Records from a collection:
◇ ◇ ◇
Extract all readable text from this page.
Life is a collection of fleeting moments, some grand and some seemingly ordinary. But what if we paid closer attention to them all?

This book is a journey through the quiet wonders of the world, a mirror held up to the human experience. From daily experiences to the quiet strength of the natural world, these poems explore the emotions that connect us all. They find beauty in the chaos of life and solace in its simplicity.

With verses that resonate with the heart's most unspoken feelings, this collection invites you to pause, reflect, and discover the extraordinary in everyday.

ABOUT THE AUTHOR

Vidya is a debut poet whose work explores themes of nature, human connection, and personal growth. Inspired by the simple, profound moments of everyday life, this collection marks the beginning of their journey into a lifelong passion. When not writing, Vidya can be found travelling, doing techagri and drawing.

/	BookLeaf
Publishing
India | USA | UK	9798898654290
◇ ◇ ◇
Count the lines above that contain the word "moments". Give only the number.

2